▶ [OBJECTIVE]
Word for word, restate every line of the listing that follows.

(Stored items from a collection)

══════════

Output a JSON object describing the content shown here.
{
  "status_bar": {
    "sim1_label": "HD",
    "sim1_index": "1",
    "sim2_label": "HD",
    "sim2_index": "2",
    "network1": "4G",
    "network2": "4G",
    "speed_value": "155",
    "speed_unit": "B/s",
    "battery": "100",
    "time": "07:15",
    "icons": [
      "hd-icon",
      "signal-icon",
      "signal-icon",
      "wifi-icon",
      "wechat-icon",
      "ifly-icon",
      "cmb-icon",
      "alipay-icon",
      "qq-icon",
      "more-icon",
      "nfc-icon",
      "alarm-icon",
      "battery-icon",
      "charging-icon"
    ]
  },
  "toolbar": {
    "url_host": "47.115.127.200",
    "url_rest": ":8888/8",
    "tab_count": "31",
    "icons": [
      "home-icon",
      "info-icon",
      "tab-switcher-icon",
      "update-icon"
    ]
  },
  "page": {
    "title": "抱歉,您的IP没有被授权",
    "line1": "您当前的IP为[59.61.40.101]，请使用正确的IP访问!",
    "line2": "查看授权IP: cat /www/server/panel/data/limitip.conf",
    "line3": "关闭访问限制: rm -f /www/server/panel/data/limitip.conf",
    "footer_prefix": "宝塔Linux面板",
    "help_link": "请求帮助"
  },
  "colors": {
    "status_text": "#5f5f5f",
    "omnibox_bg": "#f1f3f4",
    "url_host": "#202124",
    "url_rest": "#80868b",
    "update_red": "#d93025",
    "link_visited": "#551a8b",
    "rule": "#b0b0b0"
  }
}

══════════

▶ [EXERCISE ANSWER]
Output a JSON object describing the content shown here.
{
  "status_bar": {
    "sim1_label": "HD",
    "sim1_index": "1",
    "sim2_label": "HD",
    "sim2_index": "2",
    "network1": "4G",
    "network2": "4G",
    "speed_value": "155",
    "speed_unit": "B/s",
    "battery": "100",
    "time": "07:15",
    "icons": [
      "hd-icon",
      "signal-icon",
      "signal-icon",
      "wifi-icon",
      "wechat-icon",
      "ifly-icon",
      "cmb-icon",
      "alipay-icon",
      "qq-icon",
      "more-icon",
      "nfc-icon",
      "alarm-icon",
      "battery-icon",
      "charging-icon"
    ]
  },
  "toolbar": {
    "url_host": "47.115.127.200",
    "url_rest": ":8888/8",
    "tab_count": "31",
    "icons": [
      "home-icon",
      "info-icon",
      "tab-switcher-icon",
      "update-icon"
    ]
  },
  "page": {
    "title": "抱歉,您的IP没有被授权",
    "line1": "您当前的IP为[59.61.40.101]，请使用正确的IP访问!",
    "line2": "查看授权IP: cat /www/server/panel/data/limitip.conf",
    "line3": "关闭访问限制: rm -f /www/server/panel/data/limitip.conf",
    "footer_prefix": "宝塔Linux面板",
    "help_link": "请求帮助"
  },
  "colors": {
    "status_text": "#5f5f5f",
    "omnibox_bg": "#f1f3f4",
    "url_host": "#202124",
    "url_rest": "#80868b",
    "update_red": "#d93025",
    "link_visited": "#551a8b",
    "rule": "#b0b0b0"
  }
}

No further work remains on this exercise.